═══ Material for this task ═══

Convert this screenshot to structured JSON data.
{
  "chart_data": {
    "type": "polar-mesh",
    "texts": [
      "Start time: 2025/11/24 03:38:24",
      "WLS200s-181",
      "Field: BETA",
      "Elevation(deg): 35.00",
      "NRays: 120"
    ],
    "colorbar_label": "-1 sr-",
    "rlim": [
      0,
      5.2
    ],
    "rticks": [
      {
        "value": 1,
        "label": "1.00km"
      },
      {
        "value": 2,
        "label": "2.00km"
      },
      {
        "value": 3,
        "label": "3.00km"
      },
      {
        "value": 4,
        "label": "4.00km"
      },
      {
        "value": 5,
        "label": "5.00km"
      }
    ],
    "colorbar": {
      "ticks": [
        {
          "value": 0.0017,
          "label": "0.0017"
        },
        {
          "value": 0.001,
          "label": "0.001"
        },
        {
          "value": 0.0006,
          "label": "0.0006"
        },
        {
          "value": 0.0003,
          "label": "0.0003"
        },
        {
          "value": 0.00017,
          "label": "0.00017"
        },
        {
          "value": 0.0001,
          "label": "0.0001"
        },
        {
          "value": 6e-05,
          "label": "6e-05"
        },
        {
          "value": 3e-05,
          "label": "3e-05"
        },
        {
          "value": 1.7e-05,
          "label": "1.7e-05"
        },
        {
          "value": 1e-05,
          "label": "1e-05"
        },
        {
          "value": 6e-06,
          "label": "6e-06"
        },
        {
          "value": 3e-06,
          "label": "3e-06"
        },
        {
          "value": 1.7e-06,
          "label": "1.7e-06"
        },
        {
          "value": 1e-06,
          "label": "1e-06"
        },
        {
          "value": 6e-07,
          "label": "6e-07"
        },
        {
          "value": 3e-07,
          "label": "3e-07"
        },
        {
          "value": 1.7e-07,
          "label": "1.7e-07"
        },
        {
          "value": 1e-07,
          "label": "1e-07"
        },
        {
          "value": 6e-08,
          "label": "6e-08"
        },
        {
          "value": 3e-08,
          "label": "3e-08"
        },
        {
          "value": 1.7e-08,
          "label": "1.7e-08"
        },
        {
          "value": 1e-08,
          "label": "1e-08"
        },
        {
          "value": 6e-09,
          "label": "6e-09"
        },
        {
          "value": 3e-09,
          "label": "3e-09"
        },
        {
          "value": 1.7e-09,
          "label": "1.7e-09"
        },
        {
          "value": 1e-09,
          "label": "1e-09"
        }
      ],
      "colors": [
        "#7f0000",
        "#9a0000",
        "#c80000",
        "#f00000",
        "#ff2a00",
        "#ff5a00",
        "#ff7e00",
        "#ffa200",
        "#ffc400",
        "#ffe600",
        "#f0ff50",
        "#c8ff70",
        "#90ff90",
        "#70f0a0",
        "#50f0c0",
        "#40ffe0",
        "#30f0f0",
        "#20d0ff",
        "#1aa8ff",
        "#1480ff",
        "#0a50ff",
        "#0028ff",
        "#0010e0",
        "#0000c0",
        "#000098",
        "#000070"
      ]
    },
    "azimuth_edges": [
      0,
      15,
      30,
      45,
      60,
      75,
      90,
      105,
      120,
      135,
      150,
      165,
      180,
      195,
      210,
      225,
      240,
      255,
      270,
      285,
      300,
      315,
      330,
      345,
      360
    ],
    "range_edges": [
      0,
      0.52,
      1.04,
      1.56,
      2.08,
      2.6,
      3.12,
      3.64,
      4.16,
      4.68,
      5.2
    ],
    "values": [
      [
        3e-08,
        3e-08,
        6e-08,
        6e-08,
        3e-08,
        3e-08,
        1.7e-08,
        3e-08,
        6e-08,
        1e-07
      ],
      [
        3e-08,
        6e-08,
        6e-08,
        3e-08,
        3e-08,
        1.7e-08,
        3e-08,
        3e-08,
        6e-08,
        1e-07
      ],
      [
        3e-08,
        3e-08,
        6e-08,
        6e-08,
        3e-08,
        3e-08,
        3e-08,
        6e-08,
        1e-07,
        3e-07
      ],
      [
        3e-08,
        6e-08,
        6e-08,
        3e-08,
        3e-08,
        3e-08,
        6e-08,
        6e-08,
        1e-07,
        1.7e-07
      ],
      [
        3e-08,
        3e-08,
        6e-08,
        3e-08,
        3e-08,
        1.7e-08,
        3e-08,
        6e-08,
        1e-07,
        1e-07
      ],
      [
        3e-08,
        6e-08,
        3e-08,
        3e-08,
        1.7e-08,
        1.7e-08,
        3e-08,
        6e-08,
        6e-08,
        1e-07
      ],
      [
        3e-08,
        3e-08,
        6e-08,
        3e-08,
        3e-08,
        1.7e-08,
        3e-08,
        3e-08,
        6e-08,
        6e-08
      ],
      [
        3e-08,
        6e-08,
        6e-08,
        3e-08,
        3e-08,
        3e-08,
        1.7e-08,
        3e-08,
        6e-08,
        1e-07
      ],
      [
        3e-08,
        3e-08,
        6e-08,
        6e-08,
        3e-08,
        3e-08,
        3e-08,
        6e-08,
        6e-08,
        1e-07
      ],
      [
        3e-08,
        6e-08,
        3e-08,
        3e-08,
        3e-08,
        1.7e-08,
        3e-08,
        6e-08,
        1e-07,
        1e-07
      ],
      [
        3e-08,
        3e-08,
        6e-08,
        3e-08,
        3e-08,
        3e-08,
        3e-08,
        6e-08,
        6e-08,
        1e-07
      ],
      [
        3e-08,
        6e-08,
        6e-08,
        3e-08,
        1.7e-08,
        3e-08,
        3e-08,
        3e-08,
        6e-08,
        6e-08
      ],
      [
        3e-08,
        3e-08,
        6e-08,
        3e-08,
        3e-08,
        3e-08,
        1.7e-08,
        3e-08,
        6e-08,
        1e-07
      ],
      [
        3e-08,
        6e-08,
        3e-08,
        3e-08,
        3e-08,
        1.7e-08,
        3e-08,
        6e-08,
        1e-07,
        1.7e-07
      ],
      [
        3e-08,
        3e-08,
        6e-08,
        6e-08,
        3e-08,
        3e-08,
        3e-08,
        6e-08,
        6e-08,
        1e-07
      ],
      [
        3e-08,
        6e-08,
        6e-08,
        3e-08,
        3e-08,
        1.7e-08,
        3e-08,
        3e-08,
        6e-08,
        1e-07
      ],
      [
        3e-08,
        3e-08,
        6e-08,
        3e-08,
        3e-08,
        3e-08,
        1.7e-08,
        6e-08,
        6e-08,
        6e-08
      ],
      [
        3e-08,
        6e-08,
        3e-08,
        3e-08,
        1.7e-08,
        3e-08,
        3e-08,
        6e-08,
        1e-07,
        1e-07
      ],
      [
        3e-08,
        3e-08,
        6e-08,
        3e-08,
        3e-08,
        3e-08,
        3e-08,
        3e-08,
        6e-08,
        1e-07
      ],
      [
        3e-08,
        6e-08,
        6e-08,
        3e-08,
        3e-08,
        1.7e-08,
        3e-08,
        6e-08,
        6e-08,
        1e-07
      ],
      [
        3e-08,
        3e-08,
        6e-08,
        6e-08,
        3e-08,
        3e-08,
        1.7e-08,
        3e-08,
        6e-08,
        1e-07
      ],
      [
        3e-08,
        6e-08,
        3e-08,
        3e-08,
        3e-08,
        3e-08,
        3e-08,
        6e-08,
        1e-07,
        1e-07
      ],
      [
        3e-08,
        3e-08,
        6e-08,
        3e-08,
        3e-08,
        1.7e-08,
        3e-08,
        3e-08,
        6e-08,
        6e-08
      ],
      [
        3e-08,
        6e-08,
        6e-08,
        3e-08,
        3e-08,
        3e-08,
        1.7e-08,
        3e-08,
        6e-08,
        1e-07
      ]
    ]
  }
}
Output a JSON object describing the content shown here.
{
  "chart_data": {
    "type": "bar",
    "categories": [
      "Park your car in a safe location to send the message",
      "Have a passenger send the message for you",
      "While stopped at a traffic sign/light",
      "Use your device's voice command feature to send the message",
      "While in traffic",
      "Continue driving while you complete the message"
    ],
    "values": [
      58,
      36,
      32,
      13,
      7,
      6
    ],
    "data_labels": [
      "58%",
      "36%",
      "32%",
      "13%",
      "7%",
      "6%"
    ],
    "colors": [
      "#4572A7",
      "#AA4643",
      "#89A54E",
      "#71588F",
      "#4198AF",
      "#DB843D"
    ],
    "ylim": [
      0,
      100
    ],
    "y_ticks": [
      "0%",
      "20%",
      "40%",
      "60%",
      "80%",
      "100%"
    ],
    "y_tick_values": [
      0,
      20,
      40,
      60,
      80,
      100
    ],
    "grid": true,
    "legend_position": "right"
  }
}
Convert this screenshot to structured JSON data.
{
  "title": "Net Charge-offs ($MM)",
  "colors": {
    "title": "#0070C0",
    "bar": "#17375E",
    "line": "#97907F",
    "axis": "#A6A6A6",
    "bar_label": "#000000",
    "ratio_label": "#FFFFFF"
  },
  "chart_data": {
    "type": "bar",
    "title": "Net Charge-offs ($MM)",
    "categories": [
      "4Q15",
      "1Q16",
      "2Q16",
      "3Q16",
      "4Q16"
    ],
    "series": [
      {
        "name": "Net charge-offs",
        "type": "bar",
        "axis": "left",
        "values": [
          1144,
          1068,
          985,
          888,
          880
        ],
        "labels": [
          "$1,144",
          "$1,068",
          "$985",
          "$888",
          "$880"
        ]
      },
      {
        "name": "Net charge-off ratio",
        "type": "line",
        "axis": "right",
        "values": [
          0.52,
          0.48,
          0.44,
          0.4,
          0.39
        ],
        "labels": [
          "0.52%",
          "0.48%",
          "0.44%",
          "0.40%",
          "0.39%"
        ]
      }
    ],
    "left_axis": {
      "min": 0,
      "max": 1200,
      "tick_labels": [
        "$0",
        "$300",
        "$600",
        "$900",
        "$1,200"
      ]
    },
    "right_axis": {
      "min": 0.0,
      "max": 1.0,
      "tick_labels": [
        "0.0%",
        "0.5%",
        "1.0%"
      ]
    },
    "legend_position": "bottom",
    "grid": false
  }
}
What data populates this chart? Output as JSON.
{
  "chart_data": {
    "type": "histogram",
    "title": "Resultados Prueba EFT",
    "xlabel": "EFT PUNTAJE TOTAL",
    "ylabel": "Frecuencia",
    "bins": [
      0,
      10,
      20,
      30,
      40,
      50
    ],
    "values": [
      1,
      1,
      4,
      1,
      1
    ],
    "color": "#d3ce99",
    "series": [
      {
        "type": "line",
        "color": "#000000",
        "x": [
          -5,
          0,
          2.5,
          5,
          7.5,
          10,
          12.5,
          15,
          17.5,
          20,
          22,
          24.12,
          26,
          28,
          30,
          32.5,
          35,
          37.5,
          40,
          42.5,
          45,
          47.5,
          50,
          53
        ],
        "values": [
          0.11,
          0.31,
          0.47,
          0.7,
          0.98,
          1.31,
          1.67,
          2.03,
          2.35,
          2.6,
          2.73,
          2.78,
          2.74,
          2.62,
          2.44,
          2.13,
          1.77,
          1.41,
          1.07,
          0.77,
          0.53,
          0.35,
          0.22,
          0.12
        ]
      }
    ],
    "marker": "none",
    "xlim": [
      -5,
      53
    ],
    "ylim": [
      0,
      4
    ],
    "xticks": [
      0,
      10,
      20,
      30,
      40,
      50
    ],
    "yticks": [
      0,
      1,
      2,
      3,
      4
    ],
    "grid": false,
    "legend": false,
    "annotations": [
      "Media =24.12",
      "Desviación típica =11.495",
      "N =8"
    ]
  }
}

═══

(Task description)
Return every line in the listing that contains the word "send".

(Response to the exercise)
      "Park your car in a safe location to send the message",
      "Have a passenger send the message for you",
      "Use your device's voice command feature to send the message",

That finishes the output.